Stored records
|---|

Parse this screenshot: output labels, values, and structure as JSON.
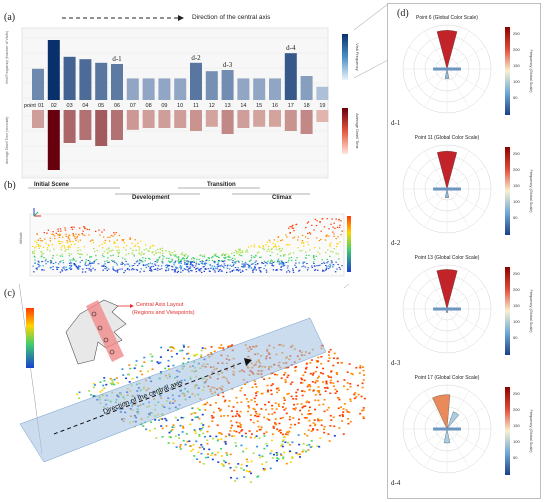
{
  "panel_a": {
    "label": "(a)",
    "direction_text": "Direction of the central axis",
    "point_label": "point",
    "points": [
      "01",
      "02",
      "03",
      "04",
      "05",
      "06",
      "07",
      "08",
      "09",
      "10",
      "11",
      "12",
      "13",
      "14",
      "15",
      "16",
      "17",
      "18",
      "19"
    ],
    "markers": [
      {
        "text": "d-1",
        "point": "06"
      },
      {
        "text": "d-2",
        "point": "11"
      },
      {
        "text": "d-3",
        "point": "13"
      },
      {
        "text": "d-4",
        "point": "17"
      }
    ],
    "visit_frequency": [
      0.52,
      1.0,
      0.72,
      0.68,
      0.62,
      0.6,
      0.36,
      0.36,
      0.36,
      0.36,
      0.62,
      0.48,
      0.5,
      0.36,
      0.36,
      0.36,
      0.78,
      0.4,
      0.22
    ],
    "dwell_time": [
      0.3,
      1.0,
      0.55,
      0.5,
      0.6,
      0.5,
      0.33,
      0.3,
      0.3,
      0.3,
      0.35,
      0.28,
      0.4,
      0.3,
      0.28,
      0.28,
      0.35,
      0.4,
      0.2
    ],
    "upper_colorbar_label": "Visit Frequency",
    "lower_colorbar_label": "Average Dwell Time",
    "upper_axis_label": "Visit Frequency (Number of Visits)",
    "lower_axis_label": "Average Dwell Time (seconds)",
    "upper_color": "#1f5fa3",
    "lower_color": "#d6362b"
  },
  "phases": [
    {
      "name": "Initial Scene"
    },
    {
      "name": "Development"
    },
    {
      "name": "Transition"
    },
    {
      "name": "Climax"
    }
  ],
  "panel_b": {
    "label": "(b)",
    "axis_label": "Altitude"
  },
  "panel_c": {
    "label": "(c)",
    "callout_line1": "Central Axis Layout",
    "callout_line2": "(Regions and Viewpoints)",
    "axis_text": "Direction of the central axis"
  },
  "panel_d": {
    "label": "(d)",
    "colorbar_label": "Frequency (Global Scale)",
    "tick_values": [
      "50",
      "100",
      "150",
      "200",
      "250"
    ],
    "plots": [
      {
        "title": "Point 6 (Global Color Scale)",
        "tag": "d-1",
        "point": "6",
        "main_dir_deg": 0,
        "main_len": 0.88,
        "main_color": "#c22329",
        "side_len": 0.22,
        "side_color": "#8fb8d8"
      },
      {
        "title": "Point 11 (Global Color Scale)",
        "tag": "d-2",
        "point": "11",
        "main_dir_deg": 0,
        "main_len": 0.86,
        "main_color": "#c22329",
        "side_len": 0.2,
        "side_color": "#8fb8d8"
      },
      {
        "title": "Point 13 (Global Color Scale)",
        "tag": "d-3",
        "point": "13",
        "main_dir_deg": 0,
        "main_len": 0.9,
        "main_color": "#c22329",
        "side_len": 0.08,
        "side_color": "#5b86b8"
      },
      {
        "title": "Point 17 (Global Color Scale)",
        "tag": "d-4",
        "point": "17",
        "main_dir_deg": 350,
        "main_len": 0.78,
        "main_color": "#e98a5a",
        "side_len": 0.32,
        "side_color": "#a9cde3"
      }
    ]
  }
}
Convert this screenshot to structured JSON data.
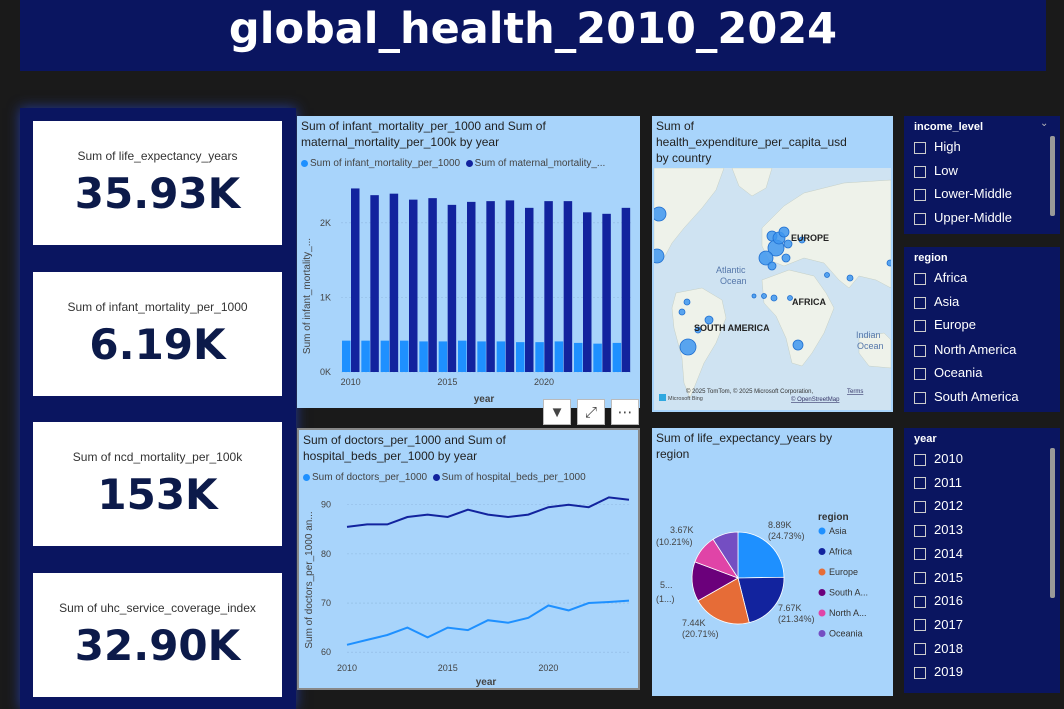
{
  "title": "global_health_2010_2024",
  "kpis": [
    {
      "label": "Sum of life_expectancy_years",
      "value": "35.93K"
    },
    {
      "label": "Sum of infant_mortality_per_1000",
      "value": "6.19K"
    },
    {
      "label": "Sum of ncd_mortality_per_100k",
      "value": "153K"
    },
    {
      "label": "Sum of uhc_service_coverage_index",
      "value": "32.90K"
    }
  ],
  "bar_chart": {
    "title_line1": "Sum of infant_mortality_per_1000 and Sum of",
    "title_line2": "maternal_mortality_per_100k by year",
    "legend_1": "Sum of infant_mortality_per_1000",
    "legend_2": "Sum of maternal_mortality_...",
    "ylabel": "Sum of infant_mortality_...",
    "xlabel": "year",
    "yticks": [
      "0K",
      "1K",
      "2K"
    ],
    "xticks": [
      "2010",
      "2015",
      "2020"
    ]
  },
  "line_chart": {
    "title_line1": "Sum of doctors_per_1000 and Sum of",
    "title_line2": "hospital_beds_per_1000 by year",
    "legend_1": "Sum of doctors_per_1000",
    "legend_2": "Sum of hospital_beds_per_1000",
    "ylabel": "Sum of doctors_per_1000 an...",
    "xlabel": "year",
    "yticks": [
      "60",
      "70",
      "80",
      "90"
    ],
    "xticks": [
      "2010",
      "2015",
      "2020"
    ]
  },
  "map_card": {
    "title_line1": "Sum of",
    "title_line2": "health_expenditure_per_capita_usd",
    "title_line3": "by country",
    "labels": {
      "europe": "EUROPE",
      "africa": "AFRICA",
      "south_america": "SOUTH AMERICA",
      "atlantic_1": "Atlantic",
      "atlantic_2": "Ocean",
      "indian_1": "Indian",
      "indian_2": "Ocean"
    },
    "attribution": "© 2025 TomTom, © 2025 Microsoft Corporation,",
    "terms": "Terms",
    "osm": "© OpenStreetMap",
    "brand": "Microsoft Bing"
  },
  "pie_card": {
    "title_line1": "Sum of life_expectancy_years by",
    "title_line2": "region",
    "legend_title": "region",
    "labels": [
      {
        "value": "8.89K",
        "pct": "(24.73%)"
      },
      {
        "value": "7.67K",
        "pct": "(21.34%)"
      },
      {
        "value": "7.44K",
        "pct": "(20.71%)"
      },
      {
        "value": "5...",
        "pct": "(1...)"
      },
      {
        "value": "3.67K",
        "pct": "(10.21%)"
      }
    ]
  },
  "slicers": {
    "income": {
      "title": "income_level",
      "items": [
        "High",
        "Low",
        "Lower-Middle",
        "Upper-Middle"
      ]
    },
    "region": {
      "title": "region",
      "items": [
        "Africa",
        "Asia",
        "Europe",
        "North America",
        "Oceania",
        "South America"
      ]
    },
    "year": {
      "title": "year",
      "items": [
        "2010",
        "2011",
        "2012",
        "2013",
        "2014",
        "2015",
        "2016",
        "2017",
        "2018",
        "2019"
      ]
    }
  },
  "chart_data": [
    {
      "type": "bar",
      "title": "Sum of infant_mortality_per_1000 and Sum of maternal_mortality_per_100k by year",
      "xlabel": "year",
      "ylabel": "Sum of infant_mortality_...",
      "categories": [
        "2010",
        "2011",
        "2012",
        "2013",
        "2014",
        "2015",
        "2016",
        "2017",
        "2018",
        "2019",
        "2020",
        "2021",
        "2022",
        "2023",
        "2024"
      ],
      "series": [
        {
          "name": "Sum of infant_mortality_per_1000",
          "color": "#1e90ff",
          "values": [
            420,
            420,
            420,
            420,
            410,
            410,
            420,
            410,
            410,
            400,
            400,
            410,
            390,
            380,
            390
          ]
        },
        {
          "name": "Sum of maternal_mortality_...",
          "color": "#12239e",
          "values": [
            2460,
            2370,
            2390,
            2310,
            2330,
            2240,
            2280,
            2290,
            2300,
            2200,
            2290,
            2290,
            2140,
            2120,
            2200
          ]
        }
      ],
      "ylim": [
        0,
        2600
      ]
    },
    {
      "type": "line",
      "title": "Sum of doctors_per_1000 and Sum of hospital_beds_per_1000 by year",
      "xlabel": "year",
      "ylabel": "Sum of doctors_per_1000 an...",
      "x": [
        "2010",
        "2011",
        "2012",
        "2013",
        "2014",
        "2015",
        "2016",
        "2017",
        "2018",
        "2019",
        "2020",
        "2021",
        "2022",
        "2023",
        "2024"
      ],
      "series": [
        {
          "name": "Sum of doctors_per_1000",
          "color": "#1e90ff",
          "values": [
            61.5,
            62.5,
            63.5,
            65,
            63,
            65,
            64.5,
            66.5,
            66,
            67,
            69.5,
            68.5,
            70,
            70.2,
            70.5
          ]
        },
        {
          "name": "Sum of hospital_beds_per_1000",
          "color": "#12239e",
          "values": [
            85.5,
            86,
            86,
            87.5,
            88,
            87.5,
            89,
            88,
            87.5,
            88,
            89.5,
            90,
            89.5,
            91.5,
            91
          ]
        }
      ],
      "ylim": [
        58,
        93
      ]
    },
    {
      "type": "pie",
      "title": "Sum of life_expectancy_years by region",
      "legend_title": "region",
      "slices": [
        {
          "name": "Asia",
          "value": 8890,
          "percent": 24.73,
          "color": "#1e90ff"
        },
        {
          "name": "Africa",
          "value": 7670,
          "percent": 21.34,
          "color": "#12239e"
        },
        {
          "name": "Europe",
          "value": 7440,
          "percent": 20.71,
          "color": "#e66c37"
        },
        {
          "name": "South A...",
          "value": 5000,
          "percent": 13.9,
          "color": "#6b007b"
        },
        {
          "name": "North A...",
          "value": 3670,
          "percent": 10.21,
          "color": "#e044a7"
        },
        {
          "name": "Oceania",
          "value": 3270,
          "percent": 9.1,
          "color": "#744ec2"
        }
      ]
    }
  ]
}
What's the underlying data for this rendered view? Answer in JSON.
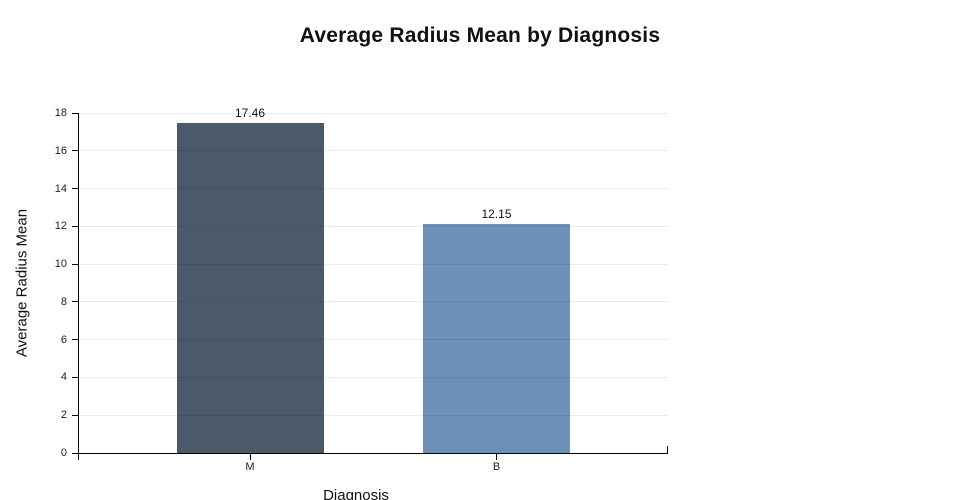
{
  "chart_data": {
    "type": "bar",
    "title": "Average Radius Mean by Diagnosis",
    "xlabel": "Diagnosis",
    "ylabel": "Average Radius Mean",
    "categories": [
      "M",
      "B"
    ],
    "values": [
      17.46,
      12.15
    ],
    "data_labels": [
      "17.46",
      "12.15"
    ],
    "ylim": [
      0,
      18
    ],
    "yticks": [
      0,
      2,
      4,
      6,
      8,
      10,
      12,
      14,
      16,
      18
    ],
    "grid": "horizontal",
    "legend": "none",
    "bar_colors": [
      "#4a5a6a",
      "#6d90b6"
    ],
    "axis_color": "#000000",
    "text_color": "#111111"
  }
}
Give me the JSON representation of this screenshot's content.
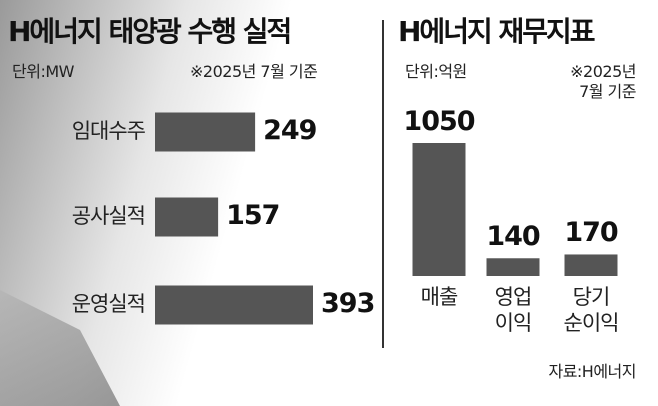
{
  "chart_data": [
    {
      "type": "bar",
      "orientation": "horizontal",
      "title": "H에너지 태양광 수행 실적",
      "unit": "단위:MW",
      "note": "※2025년 7월 기준",
      "categories": [
        "임대수주",
        "공사실적",
        "운영실적"
      ],
      "values": [
        249,
        157,
        393
      ],
      "color": "#555555"
    },
    {
      "type": "bar",
      "orientation": "vertical",
      "title": "H에너지 재무지표",
      "unit": "단위:억원",
      "note": "※2025년\n7월 기준",
      "categories": [
        "매출",
        "영업\n이익",
        "당기\n순이익"
      ],
      "values": [
        1050,
        140,
        170
      ],
      "color": "#555555",
      "source": "자료:H에너지"
    }
  ]
}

|---|

# [Problem requirements]
Supply the count of lines in the entries that contain the word "screenshot", and nothing besides.

# [Expected answer]
3